▶ **Problem to work on**: Give back the full material, exactly as it reads.

▶ **Data shown**:

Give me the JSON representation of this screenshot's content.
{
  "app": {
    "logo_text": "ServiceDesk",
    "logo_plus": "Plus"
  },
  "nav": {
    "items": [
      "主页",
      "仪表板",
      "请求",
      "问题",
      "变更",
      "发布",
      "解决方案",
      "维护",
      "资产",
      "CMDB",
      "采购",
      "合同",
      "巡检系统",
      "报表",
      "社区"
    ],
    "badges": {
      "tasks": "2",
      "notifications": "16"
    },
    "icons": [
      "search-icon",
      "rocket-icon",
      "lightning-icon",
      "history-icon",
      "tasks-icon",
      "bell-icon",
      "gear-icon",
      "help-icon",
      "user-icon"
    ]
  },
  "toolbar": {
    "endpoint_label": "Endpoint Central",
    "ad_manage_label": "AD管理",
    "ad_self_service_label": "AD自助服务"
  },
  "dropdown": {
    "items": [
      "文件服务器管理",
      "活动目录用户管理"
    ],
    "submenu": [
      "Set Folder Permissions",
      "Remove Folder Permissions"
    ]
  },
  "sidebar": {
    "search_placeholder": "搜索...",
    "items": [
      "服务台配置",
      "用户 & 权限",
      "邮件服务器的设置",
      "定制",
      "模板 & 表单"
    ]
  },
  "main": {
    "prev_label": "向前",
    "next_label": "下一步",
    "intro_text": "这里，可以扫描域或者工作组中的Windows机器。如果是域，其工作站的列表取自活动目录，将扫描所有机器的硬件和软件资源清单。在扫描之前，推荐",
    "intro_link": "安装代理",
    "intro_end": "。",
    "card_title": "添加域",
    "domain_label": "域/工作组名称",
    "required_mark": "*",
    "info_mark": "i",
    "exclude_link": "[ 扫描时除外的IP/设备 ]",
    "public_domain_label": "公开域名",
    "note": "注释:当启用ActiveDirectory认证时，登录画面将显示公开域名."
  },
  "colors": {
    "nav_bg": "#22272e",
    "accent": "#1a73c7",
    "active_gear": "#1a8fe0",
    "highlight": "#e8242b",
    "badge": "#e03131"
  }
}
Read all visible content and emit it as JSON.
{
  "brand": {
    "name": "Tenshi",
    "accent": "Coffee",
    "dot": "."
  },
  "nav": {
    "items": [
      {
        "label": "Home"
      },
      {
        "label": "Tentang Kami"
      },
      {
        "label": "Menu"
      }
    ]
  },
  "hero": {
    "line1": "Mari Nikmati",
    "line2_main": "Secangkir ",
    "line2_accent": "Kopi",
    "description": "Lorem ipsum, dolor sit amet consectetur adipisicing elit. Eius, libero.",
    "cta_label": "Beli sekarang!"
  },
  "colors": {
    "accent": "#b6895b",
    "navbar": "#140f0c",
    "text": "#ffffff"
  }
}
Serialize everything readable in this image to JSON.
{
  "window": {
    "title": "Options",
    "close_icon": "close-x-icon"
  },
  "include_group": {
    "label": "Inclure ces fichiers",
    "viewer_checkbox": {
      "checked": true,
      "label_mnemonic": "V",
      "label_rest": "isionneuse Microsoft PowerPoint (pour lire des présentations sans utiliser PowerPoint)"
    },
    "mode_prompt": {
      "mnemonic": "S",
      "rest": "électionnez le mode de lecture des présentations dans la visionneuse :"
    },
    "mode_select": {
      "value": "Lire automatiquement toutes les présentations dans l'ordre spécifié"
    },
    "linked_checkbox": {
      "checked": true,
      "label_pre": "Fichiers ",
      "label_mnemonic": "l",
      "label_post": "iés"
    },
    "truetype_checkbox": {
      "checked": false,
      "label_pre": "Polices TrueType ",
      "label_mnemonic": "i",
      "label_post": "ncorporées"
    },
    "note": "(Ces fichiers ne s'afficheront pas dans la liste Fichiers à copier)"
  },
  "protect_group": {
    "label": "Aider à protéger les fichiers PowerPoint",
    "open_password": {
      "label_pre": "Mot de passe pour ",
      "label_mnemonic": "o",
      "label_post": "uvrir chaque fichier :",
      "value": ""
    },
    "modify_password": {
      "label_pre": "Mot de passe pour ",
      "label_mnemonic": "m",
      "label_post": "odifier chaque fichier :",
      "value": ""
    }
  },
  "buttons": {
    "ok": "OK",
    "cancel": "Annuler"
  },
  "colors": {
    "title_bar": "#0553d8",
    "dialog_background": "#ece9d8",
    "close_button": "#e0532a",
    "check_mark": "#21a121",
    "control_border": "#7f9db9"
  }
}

▶ **Exercise response**:
Give me the JSON representation of this screenshot's content.
{
  "app": {
    "logo_text": "ServiceDesk",
    "logo_plus": "Plus"
  },
  "nav": {
    "items": [
      "主页",
      "仪表板",
      "请求",
      "问题",
      "变更",
      "发布",
      "解决方案",
      "维护",
      "资产",
      "CMDB",
      "采购",
      "合同",
      "巡检系统",
      "报表",
      "社区"
    ],
    "badges": {
      "tasks": "2",
      "notifications": "16"
    },
    "icons": [
      "search-icon",
      "rocket-icon",
      "lightning-icon",
      "history-icon",
      "tasks-icon",
      "bell-icon",
      "gear-icon",
      "help-icon",
      "user-icon"
    ]
  },
  "toolbar": {
    "endpoint_label": "Endpoint Central",
    "ad_manage_label": "AD管理",
    "ad_self_service_label": "AD自助服务"
  },
  "dropdown": {
    "items": [
      "文件服务器管理",
      "活动目录用户管理"
    ],
    "submenu": [
      "Set Folder Permissions",
      "Remove Folder Permissions"
    ]
  },
  "sidebar": {
    "search_placeholder": "搜索...",
    "items": [
      "服务台配置",
      "用户 & 权限",
      "邮件服务器的设置",
      "定制",
      "模板 & 表单"
    ]
  },
  "main": {
    "prev_label": "向前",
    "next_label": "下一步",
    "intro_text": "这里，可以扫描域或者工作组中的Windows机器。如果是域，其工作站的列表取自活动目录，将扫描所有机器的硬件和软件资源清单。在扫描之前，推荐",
    "intro_link": "安装代理",
    "intro_end": "。",
    "card_title": "添加域",
    "domain_label": "域/工作组名称",
    "required_mark": "*",
    "info_mark": "i",
    "exclude_link": "[ 扫描时除外的IP/设备 ]",
    "public_domain_label": "公开域名",
    "note": "注释:当启用ActiveDirectory认证时，登录画面将显示公开域名."
  },
  "colors": {
    "nav_bg": "#22272e",
    "accent": "#1a73c7",
    "active_gear": "#1a8fe0",
    "highlight": "#e8242b",
    "badge": "#e03131"
  }
}
Read all visible content and emit it as JSON.
{
  "brand": {
    "name": "Tenshi",
    "accent": "Coffee",
    "dot": "."
  },
  "nav": {
    "items": [
      {
        "label": "Home"
      },
      {
        "label": "Tentang Kami"
      },
      {
        "label": "Menu"
      }
    ]
  },
  "hero": {
    "line1": "Mari Nikmati",
    "line2_main": "Secangkir ",
    "line2_accent": "Kopi",
    "description": "Lorem ipsum, dolor sit amet consectetur adipisicing elit. Eius, libero.",
    "cta_label": "Beli sekarang!"
  },
  "colors": {
    "accent": "#b6895b",
    "navbar": "#140f0c",
    "text": "#ffffff"
  }
}
Serialize everything readable in this image to JSON.
{
  "window": {
    "title": "Options",
    "close_icon": "close-x-icon"
  },
  "include_group": {
    "label": "Inclure ces fichiers",
    "viewer_checkbox": {
      "checked": true,
      "label_mnemonic": "V",
      "label_rest": "isionneuse Microsoft PowerPoint (pour lire des présentations sans utiliser PowerPoint)"
    },
    "mode_prompt": {
      "mnemonic": "S",
      "rest": "électionnez le mode de lecture des présentations dans la visionneuse :"
    },
    "mode_select": {
      "value": "Lire automatiquement toutes les présentations dans l'ordre spécifié"
    },
    "linked_checkbox": {
      "checked": true,
      "label_pre": "Fichiers ",
      "label_mnemonic": "l",
      "label_post": "iés"
    },
    "truetype_checkbox": {
      "checked": false,
      "label_pre": "Polices TrueType ",
      "label_mnemonic": "i",
      "label_post": "ncorporées"
    },
    "note": "(Ces fichiers ne s'afficheront pas dans la liste Fichiers à copier)"
  },
  "protect_group": {
    "label": "Aider à protéger les fichiers PowerPoint",
    "open_password": {
      "label_pre": "Mot de passe pour ",
      "label_mnemonic": "o",
      "label_post": "uvrir chaque fichier :",
      "value": ""
    },
    "modify_password": {
      "label_pre": "Mot de passe pour ",
      "label_mnemonic": "m",
      "label_post": "odifier chaque fichier :",
      "value": ""
    }
  },
  "buttons": {
    "ok": "OK",
    "cancel": "Annuler"
  },
  "colors": {
    "title_bar": "#0553d8",
    "dialog_background": "#ece9d8",
    "close_button": "#e0532a",
    "check_mark": "#21a121",
    "control_border": "#7f9db9"
  }
}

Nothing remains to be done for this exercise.